═════ Textausschnitt ═════

Das sehen die Scharfmacher nun freilich nicht ein oder stellen sich wenigstens an, als ob sie es nicht einsähen. Sie sind durch die Ermordung des italienischen Königs zu neuen Taten aufgeweckt worden, wenn man es eine neue Tat nennen will, dass sie die alte abgedroschene Litanei zum hundertsten Male anstimmen. Jedoch da man jedem Tierchen sein Pläsierchen gönnen soll, wenn sonst kein Schaden dadurch geschieht, so ist nicht abzusehen, weshalb den hungrigen Gesellen das frugale Sommervergnügen nicht gegönnt werden darf. Es gibt einen Grad der Abgeschmacktheit, der auch den bösesten Willen zu paralysieren vermag, und die Attentatshetze hat allmählich diesen Grad erreicht. Gewiss, könnten die Scharfmacher dem klassenbewussten Proletariat einen Nagel ins Gehirn treiben, sie täten es lieber heute als morgen, aber da sie es vorläufig noch nicht können, und nachläufig erst recht nicht, so mögen sie sich an ihren impotenten Kapriolen ergötzen, soviel sie wollen, macht's ihnen Spaß, uns macht's keinen Kummer.

Ganz anders bemerkenswert ist natürlich die Hunnenrede des Kaisers, die durch einen wunderlichen Zufall zum politischen Tagesgespräch geworden ist, fast zur selben Zeit, als der König von Italien ein Opfer seines königlichen Berufs wurde. Die kaiserliche Aufforderung an die nach China ausrückenden Truppen, dem Vorbilde der Hunnen und ihres Königs Etzel nachzufolgen, keinen Pardon zu geben und keine Gefangenen zu machen, konnte nicht verfehlen, ein gewisses Aufsehen zu machen, was uns keineswegs ein Ausfluss der Monarchenanbetung, sondern ganz recht und billig zu sein scheint. Wem wollte dies kaiserliche Bekenntnis nicht ein großes Interesse erregen, schon um unserer Brüder im Waffenrock willen, die mit einer so zweischneidigen Losung in eine düstere und ungewisse Zukunft gesandt worden sind!

═════

Aufgaben
1. Übersetze aus dem Textausschnitt den Satz „Es gibt einen Grad der Abgeschmacktheit, der auch den bösesten Willen zu paralysieren vermag, und die Attentatshetze hat allmählich diesen Grad erreicht.“ ins Englische.
2. Fasse den Absatz des Textausschnitts, der mit „Ganz anders bemerkenswert“ beginnt, als kurze Liste zusammen und behalte dabei seine wesentlichen Aussagen bei.
3. Gib aus dem Textausschnitt die Stelle von „Ganz anders bemerkenswert“ bis „gesandt worden sind!“ wortgetreu wieder.

═════ Bereitgestellte Daten ═════

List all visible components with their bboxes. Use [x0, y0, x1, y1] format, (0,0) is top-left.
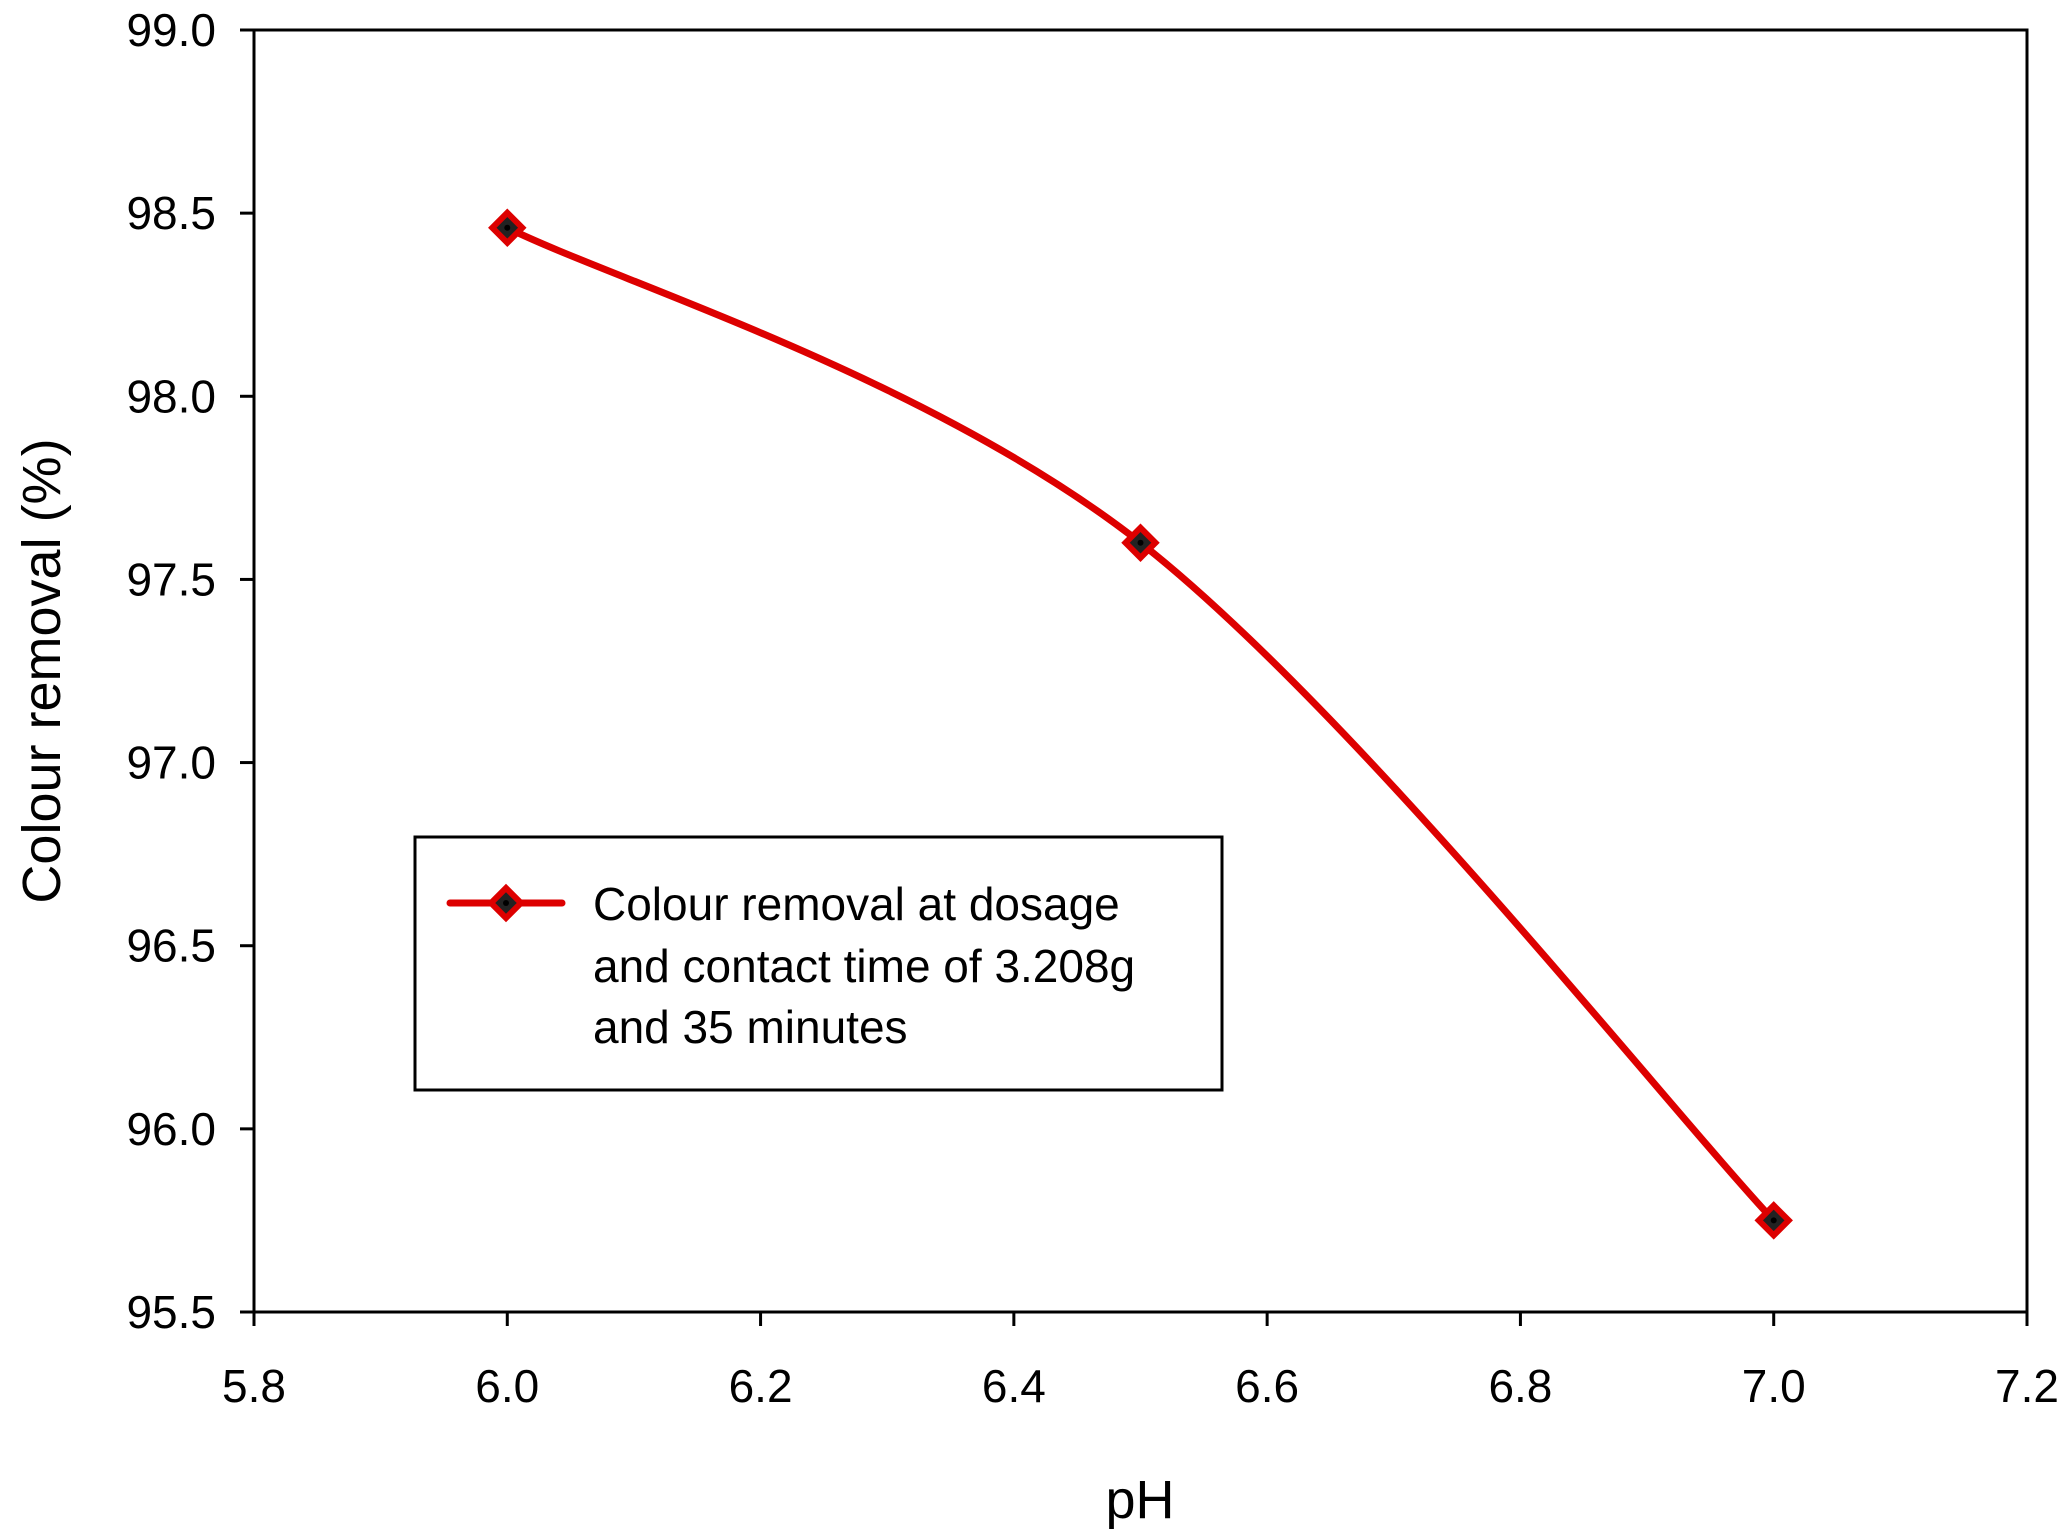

═════

Schriftliche Antworten
1. There is a degree of absurdity that can paralyze even the most malicious will, and the agitation over assassinations has gradually reached that degree.

2.
- Die Hunnenrede des Kaisers wurde fast zur selben Zeit zum politischen Tagesgespräch, als der König von Italien ermordet wurde.
- Der Kaiser forderte die nach China ausrückenden Truppen auf, dem Vorbild der Hunnen und ihres Königs Etzel zu folgen, keinen Pardon zu geben und keine Gefangenen zu machen.
- Dass diese Aufforderung Aufsehen erregte, hält der Verfasser nicht für Monarchenanbetung, sondern für berechtigt.
- Das Bekenntnis ist besonders wegen der Soldaten von Interesse, die mit dieser zweischneidigen Losung in eine düstere und ungewisse Zukunft geschickt wurden.

3.
Ganz anders bemerkenswert ist natürlich die Hunnenrede des Kaisers, die durch einen wunderlichen Zufall zum politischen Tagesgespräch geworden ist, fast zur selben Zeit, als der König von Italien ein Opfer seines königlichen Berufs wurde. Die kaiserliche Aufforderung an die nach China ausrückenden Truppen, dem Vorbilde der Hunnen und ihres Königs Etzel nachzufolgen, keinen Pardon zu geben und keine Gefangenen zu machen, konnte nicht verfehlen, ein gewisses Aufsehen zu machen, was uns keineswegs ein Ausfluss der Monarchenanbetung, sondern ganz recht und billig zu sein scheint. Wem wollte dies kaiserliche Bekenntnis nicht ein großes Interesse erregen, schon um unserer Brüder im Waffenrock willen, die mit einer so zweischneidigen Losung in eine düstere und ungewisse Zukunft gesandt worden sind!